Start of Records supplied

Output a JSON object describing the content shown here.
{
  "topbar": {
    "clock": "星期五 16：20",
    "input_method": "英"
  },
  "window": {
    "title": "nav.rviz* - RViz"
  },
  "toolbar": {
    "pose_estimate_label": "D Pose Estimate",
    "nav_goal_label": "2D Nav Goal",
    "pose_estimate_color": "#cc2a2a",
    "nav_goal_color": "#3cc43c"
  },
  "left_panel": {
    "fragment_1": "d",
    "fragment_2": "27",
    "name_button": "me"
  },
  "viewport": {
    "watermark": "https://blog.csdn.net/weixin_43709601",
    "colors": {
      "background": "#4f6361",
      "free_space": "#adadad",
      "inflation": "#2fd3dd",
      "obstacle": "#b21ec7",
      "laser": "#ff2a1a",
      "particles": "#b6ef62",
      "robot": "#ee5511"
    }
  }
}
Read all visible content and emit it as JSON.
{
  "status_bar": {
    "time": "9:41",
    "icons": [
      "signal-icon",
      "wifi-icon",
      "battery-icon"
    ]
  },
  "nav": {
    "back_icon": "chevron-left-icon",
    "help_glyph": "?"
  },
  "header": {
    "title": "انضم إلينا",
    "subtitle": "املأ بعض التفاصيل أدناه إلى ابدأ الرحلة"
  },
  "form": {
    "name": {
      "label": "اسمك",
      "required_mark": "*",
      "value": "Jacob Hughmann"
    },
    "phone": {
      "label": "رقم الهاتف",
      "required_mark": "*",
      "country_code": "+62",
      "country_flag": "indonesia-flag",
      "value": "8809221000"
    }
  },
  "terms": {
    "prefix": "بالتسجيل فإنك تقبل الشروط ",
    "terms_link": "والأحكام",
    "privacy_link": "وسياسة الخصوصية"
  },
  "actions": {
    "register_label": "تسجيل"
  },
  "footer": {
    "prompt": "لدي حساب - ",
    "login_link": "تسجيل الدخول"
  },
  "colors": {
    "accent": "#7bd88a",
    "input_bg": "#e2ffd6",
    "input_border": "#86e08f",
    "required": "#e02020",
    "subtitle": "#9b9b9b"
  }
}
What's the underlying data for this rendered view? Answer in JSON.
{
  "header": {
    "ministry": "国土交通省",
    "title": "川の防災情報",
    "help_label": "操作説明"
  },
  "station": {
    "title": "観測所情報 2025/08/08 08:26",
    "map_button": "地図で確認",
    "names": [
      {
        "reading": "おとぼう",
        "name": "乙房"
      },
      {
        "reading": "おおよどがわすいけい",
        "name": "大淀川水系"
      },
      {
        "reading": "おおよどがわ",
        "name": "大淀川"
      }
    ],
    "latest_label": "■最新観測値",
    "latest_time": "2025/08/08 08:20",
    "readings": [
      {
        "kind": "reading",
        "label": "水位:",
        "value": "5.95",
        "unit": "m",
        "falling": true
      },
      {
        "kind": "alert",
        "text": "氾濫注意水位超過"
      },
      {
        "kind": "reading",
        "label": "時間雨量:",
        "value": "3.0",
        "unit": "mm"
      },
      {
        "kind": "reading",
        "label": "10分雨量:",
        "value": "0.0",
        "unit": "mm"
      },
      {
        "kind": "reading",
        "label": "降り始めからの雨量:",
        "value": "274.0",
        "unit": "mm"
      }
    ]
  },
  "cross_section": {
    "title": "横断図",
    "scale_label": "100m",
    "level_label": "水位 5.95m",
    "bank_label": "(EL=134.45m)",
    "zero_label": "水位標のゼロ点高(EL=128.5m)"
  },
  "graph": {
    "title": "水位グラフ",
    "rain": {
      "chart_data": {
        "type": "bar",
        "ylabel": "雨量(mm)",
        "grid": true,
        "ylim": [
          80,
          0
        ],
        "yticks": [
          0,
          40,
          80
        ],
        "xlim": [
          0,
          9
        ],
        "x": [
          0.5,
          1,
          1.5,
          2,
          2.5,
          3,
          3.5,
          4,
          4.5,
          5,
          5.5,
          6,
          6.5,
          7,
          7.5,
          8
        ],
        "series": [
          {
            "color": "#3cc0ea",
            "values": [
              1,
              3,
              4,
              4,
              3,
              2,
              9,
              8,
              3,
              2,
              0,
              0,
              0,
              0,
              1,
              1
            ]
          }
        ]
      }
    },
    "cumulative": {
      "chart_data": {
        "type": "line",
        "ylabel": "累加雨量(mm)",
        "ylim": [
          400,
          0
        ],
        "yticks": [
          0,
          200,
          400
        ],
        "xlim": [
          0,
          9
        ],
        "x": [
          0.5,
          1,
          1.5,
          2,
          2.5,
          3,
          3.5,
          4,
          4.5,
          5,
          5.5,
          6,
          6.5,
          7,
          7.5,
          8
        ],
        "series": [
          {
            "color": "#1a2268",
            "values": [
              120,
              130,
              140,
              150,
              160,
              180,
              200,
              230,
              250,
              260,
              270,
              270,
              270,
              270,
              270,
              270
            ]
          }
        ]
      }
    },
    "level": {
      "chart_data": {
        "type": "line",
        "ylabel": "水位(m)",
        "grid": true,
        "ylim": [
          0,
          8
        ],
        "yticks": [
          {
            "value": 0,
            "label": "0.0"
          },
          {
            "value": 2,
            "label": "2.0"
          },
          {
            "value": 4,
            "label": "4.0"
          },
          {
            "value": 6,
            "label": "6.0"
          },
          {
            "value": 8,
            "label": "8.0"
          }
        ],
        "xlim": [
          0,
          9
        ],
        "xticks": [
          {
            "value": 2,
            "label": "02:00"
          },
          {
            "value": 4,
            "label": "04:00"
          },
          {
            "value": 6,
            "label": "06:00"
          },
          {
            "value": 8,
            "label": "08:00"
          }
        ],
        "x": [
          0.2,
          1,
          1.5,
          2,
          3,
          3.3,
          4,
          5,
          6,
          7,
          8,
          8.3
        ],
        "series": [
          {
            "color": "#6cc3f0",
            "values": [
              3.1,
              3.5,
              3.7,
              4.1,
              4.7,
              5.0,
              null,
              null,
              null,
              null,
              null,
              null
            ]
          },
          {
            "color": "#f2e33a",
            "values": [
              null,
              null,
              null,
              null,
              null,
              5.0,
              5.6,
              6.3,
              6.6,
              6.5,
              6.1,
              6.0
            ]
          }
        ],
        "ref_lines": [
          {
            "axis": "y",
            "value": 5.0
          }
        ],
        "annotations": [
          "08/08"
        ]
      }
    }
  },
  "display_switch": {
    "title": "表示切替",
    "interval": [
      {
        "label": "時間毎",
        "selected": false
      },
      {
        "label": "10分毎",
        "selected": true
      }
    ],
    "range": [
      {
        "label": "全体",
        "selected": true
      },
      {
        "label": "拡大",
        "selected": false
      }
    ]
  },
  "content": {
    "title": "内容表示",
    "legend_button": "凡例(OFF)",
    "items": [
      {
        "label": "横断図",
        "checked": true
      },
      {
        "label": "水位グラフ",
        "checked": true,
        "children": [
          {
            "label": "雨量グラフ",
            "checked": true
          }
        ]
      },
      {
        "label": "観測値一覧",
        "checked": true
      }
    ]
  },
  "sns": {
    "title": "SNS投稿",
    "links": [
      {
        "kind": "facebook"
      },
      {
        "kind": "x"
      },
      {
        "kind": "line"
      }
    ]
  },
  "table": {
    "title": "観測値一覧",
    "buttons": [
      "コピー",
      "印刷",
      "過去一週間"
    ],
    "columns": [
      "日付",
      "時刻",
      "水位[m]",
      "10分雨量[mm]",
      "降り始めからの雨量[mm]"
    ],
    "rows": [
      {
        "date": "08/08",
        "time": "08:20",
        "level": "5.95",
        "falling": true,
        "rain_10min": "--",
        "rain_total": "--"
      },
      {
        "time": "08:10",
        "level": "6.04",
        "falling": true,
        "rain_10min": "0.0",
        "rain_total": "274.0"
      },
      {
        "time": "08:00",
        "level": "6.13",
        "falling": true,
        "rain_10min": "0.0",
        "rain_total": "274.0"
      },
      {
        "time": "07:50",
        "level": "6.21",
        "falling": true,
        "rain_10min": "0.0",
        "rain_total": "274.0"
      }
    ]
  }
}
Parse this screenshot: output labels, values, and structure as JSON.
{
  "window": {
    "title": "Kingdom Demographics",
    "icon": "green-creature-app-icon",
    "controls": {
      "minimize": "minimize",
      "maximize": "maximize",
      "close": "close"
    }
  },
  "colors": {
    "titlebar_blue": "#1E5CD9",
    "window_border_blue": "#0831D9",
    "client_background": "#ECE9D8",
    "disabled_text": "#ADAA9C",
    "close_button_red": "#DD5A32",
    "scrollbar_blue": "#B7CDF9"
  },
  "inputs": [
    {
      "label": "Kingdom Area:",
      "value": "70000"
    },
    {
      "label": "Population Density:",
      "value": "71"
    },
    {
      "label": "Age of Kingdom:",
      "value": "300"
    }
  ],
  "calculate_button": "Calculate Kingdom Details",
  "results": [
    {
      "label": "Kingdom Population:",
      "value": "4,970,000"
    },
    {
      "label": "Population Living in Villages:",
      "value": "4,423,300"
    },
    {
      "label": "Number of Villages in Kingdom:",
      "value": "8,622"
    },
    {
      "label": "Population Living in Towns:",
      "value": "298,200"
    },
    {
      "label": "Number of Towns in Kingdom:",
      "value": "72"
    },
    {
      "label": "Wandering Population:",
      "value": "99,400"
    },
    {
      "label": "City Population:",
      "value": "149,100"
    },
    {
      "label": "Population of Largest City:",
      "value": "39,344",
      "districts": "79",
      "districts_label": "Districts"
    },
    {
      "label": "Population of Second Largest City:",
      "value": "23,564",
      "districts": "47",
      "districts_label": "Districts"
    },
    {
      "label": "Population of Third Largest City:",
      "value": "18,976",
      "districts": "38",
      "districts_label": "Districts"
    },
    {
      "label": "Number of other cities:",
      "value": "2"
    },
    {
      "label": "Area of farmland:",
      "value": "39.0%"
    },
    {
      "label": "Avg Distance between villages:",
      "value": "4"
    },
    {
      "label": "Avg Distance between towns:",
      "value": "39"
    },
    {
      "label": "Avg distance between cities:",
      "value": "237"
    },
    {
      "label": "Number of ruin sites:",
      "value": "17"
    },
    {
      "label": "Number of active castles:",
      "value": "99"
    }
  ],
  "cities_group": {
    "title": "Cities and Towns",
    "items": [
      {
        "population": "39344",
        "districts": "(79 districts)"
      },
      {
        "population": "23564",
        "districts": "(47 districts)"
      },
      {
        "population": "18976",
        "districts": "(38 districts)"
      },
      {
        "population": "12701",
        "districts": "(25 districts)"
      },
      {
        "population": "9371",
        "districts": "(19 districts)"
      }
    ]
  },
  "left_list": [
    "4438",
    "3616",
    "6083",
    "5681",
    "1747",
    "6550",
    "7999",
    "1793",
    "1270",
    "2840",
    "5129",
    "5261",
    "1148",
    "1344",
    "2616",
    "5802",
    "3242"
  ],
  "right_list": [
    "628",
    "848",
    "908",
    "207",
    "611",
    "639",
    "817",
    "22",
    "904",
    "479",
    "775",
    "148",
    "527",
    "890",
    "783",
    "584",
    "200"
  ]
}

End of Records supplied

_Task statement_: Copy all the lines above that hold the string "checked".

_Answer_:
        "checked": true
        "checked": true,
            "checked": true
        "checked": true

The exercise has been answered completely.